**What is needed**. Find the string "Test" in the data, then copy every line where it is found.

**Data listing**.
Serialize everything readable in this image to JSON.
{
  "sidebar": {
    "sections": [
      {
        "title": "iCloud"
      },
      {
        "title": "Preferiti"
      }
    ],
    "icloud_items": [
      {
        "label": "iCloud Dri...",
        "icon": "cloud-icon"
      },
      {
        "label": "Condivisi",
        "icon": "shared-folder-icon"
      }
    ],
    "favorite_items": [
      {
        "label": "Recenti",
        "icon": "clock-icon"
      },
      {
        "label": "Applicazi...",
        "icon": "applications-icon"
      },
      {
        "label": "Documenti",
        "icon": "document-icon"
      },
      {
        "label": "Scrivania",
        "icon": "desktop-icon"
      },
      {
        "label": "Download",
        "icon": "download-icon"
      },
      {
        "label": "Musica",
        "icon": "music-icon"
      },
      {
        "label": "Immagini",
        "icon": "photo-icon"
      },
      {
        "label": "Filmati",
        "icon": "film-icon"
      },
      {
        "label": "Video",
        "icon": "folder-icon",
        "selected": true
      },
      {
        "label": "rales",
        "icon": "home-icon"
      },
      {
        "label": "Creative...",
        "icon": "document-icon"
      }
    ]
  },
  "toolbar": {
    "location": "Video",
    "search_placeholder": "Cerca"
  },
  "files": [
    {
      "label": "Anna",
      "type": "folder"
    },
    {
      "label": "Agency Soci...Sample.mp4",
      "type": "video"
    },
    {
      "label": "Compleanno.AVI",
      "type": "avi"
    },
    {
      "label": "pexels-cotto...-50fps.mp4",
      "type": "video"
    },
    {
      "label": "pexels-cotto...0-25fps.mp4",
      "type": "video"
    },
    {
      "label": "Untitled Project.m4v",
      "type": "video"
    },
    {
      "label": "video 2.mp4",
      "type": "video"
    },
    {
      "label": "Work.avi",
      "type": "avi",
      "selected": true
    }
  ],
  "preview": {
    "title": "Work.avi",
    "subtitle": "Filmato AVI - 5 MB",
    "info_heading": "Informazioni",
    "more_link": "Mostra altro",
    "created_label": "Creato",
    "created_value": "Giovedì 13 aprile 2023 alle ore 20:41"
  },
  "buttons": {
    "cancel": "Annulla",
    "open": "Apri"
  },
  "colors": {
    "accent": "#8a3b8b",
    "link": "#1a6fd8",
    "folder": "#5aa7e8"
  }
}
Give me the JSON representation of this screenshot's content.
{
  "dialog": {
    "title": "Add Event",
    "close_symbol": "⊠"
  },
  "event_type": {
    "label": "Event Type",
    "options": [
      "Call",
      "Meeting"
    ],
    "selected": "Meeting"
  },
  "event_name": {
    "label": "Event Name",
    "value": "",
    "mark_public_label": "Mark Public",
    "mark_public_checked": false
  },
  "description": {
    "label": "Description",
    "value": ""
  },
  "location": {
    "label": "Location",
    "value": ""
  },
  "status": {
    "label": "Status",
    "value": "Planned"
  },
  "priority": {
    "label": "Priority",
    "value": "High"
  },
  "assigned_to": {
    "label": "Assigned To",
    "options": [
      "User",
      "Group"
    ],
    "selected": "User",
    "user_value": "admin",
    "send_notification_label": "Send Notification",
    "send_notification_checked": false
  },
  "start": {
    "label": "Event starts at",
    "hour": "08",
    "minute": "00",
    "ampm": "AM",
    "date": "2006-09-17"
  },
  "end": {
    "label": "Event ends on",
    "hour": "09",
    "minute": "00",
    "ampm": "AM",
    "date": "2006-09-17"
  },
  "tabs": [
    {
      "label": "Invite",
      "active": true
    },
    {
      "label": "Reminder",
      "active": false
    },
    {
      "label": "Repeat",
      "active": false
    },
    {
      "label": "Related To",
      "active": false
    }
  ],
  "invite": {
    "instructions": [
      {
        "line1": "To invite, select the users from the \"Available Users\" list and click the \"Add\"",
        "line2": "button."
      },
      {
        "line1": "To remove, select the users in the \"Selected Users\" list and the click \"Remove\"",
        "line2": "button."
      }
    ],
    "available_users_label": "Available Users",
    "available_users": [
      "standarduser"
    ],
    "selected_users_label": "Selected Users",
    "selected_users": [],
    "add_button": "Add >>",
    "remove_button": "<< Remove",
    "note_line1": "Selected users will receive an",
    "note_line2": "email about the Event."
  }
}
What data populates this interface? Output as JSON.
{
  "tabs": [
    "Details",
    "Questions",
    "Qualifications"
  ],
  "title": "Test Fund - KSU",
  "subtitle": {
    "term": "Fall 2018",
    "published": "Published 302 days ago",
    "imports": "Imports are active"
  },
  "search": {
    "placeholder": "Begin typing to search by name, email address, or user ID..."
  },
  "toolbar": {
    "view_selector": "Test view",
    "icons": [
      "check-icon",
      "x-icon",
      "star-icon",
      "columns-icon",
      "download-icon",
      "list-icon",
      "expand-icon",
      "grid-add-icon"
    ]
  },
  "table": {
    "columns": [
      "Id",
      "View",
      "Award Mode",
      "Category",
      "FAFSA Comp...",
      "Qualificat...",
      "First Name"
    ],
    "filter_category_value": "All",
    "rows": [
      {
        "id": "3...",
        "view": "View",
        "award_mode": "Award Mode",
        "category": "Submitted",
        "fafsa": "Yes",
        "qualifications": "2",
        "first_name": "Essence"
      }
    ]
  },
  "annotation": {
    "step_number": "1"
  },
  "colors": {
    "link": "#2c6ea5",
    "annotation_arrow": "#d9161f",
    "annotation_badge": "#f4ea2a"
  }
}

**Full solution**.
  "title": "Test Fund - KSU",
    "view_selector": "Test view",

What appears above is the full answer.